What you will do
Each record below should appear again exactly as written.

Given entries
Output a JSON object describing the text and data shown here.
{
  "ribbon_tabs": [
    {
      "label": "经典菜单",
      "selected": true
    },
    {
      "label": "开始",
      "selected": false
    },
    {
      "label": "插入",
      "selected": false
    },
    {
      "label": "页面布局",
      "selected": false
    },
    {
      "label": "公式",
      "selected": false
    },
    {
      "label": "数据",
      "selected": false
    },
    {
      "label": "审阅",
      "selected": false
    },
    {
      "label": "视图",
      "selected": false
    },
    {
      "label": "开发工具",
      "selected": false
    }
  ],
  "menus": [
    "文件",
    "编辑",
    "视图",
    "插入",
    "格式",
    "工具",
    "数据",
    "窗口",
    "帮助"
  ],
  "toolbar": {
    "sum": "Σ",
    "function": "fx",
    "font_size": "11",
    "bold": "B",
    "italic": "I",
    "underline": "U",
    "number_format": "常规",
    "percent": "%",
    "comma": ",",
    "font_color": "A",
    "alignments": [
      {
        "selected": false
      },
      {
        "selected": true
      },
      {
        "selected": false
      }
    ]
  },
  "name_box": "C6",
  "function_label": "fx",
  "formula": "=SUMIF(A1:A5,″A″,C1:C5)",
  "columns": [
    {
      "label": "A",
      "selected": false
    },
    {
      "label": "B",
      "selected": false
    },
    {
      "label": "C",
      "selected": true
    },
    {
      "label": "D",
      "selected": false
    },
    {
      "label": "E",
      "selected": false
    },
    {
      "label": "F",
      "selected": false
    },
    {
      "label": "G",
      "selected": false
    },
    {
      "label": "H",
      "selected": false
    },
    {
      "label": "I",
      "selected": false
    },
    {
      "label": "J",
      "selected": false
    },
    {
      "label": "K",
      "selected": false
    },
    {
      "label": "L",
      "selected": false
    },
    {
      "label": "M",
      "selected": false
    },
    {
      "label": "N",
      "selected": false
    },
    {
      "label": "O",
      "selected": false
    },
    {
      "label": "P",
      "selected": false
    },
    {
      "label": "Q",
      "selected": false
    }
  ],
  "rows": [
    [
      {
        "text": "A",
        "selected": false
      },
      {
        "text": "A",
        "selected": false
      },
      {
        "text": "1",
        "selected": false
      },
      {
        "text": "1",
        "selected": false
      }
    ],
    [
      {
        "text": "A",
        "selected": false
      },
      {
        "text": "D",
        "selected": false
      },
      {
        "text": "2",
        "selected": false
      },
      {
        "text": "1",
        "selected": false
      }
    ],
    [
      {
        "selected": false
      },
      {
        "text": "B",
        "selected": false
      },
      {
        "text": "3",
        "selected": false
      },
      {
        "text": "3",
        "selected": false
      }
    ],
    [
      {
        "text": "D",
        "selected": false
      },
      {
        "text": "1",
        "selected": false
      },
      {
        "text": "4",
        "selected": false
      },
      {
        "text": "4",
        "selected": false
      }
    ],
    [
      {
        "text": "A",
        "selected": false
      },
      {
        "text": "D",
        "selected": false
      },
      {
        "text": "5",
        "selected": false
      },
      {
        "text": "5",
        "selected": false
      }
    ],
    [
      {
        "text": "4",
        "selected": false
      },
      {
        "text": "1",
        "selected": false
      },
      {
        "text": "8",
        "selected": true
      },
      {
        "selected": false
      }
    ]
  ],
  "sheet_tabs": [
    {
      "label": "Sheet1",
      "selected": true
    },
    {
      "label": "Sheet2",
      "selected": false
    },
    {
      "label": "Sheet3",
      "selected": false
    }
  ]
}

Solution for this exercise
Output a JSON object describing the text and data shown here.
{
  "ribbon_tabs": [
    {
      "label": "经典菜单",
      "selected": true
    },
    {
      "label": "开始",
      "selected": false
    },
    {
      "label": "插入",
      "selected": false
    },
    {
      "label": "页面布局",
      "selected": false
    },
    {
      "label": "公式",
      "selected": false
    },
    {
      "label": "数据",
      "selected": false
    },
    {
      "label": "审阅",
      "selected": false
    },
    {
      "label": "视图",
      "selected": false
    },
    {
      "label": "开发工具",
      "selected": false
    }
  ],
  "menus": [
    "文件",
    "编辑",
    "视图",
    "插入",
    "格式",
    "工具",
    "数据",
    "窗口",
    "帮助"
  ],
  "toolbar": {
    "sum": "Σ",
    "function": "fx",
    "font_size": "11",
    "bold": "B",
    "italic": "I",
    "underline": "U",
    "number_format": "常规",
    "percent": "%",
    "comma": ",",
    "font_color": "A",
    "alignments": [
      {
        "selected": false
      },
      {
        "selected": true
      },
      {
        "selected": false
      }
    ]
  },
  "name_box": "C6",
  "function_label": "fx",
  "formula": "=SUMIF(A1:A5,″A″,C1:C5)",
  "columns": [
    {
      "label": "A",
      "selected": false
    },
    {
      "label": "B",
      "selected": false
    },
    {
      "label": "C",
      "selected": true
    },
    {
      "label": "D",
      "selected": false
    },
    {
      "label": "E",
      "selected": false
    },
    {
      "label": "F",
      "selected": false
    },
    {
      "label": "G",
      "selected": false
    },
    {
      "label": "H",
      "selected": false
    },
    {
      "label": "I",
      "selected": false
    },
    {
      "label": "J",
      "selected": false
    },
    {
      "label": "K",
      "selected": false
    },
    {
      "label": "L",
      "selected": false
    },
    {
      "label": "M",
      "selected": false
    },
    {
      "label": "N",
      "selected": false
    },
    {
      "label": "O",
      "selected": false
    },
    {
      "label": "P",
      "selected": false
    },
    {
      "label": "Q",
      "selected": false
    }
  ],
  "rows": [
    [
      {
        "text": "A",
        "selected": false
      },
      {
        "text": "A",
        "selected": false
      },
      {
        "text": "1",
        "selected": false
      },
      {
        "text": "1",
        "selected": false
      }
    ],
    [
      {
        "text": "A",
        "selected": false
      },
      {
        "text": "D",
        "selected": false
      },
      {
        "text": "2",
        "selected": false
      },
      {
        "text": "1",
        "selected": false
      }
    ],
    [
      {
        "selected": false
      },
      {
        "text": "B",
        "selected": false
      },
      {
        "text": "3",
        "selected": false
      },
      {
        "text": "3",
        "selected": false
      }
    ],
    [
      {
        "text": "D",
        "selected": false
      },
      {
        "text": "1",
        "selected": false
      },
      {
        "text": "4",
        "selected": false
      },
      {
        "text": "4",
        "selected": false
      }
    ],
    [
      {
        "text": "A",
        "selected": false
      },
      {
        "text": "D",
        "selected": false
      },
      {
        "text": "5",
        "selected": false
      },
      {
        "text": "5",
        "selected": false
      }
    ],
    [
      {
        "text": "4",
        "selected": false
      },
      {
        "text": "1",
        "selected": false
      },
      {
        "text": "8",
        "selected": true
      },
      {
        "selected": false
      }
    ]
  ],
  "sheet_tabs": [
    {
      "label": "Sheet1",
      "selected": true
    },
    {
      "label": "Sheet2",
      "selected": false
    },
    {
      "label": "Sheet3",
      "selected": false
    }
  ]
}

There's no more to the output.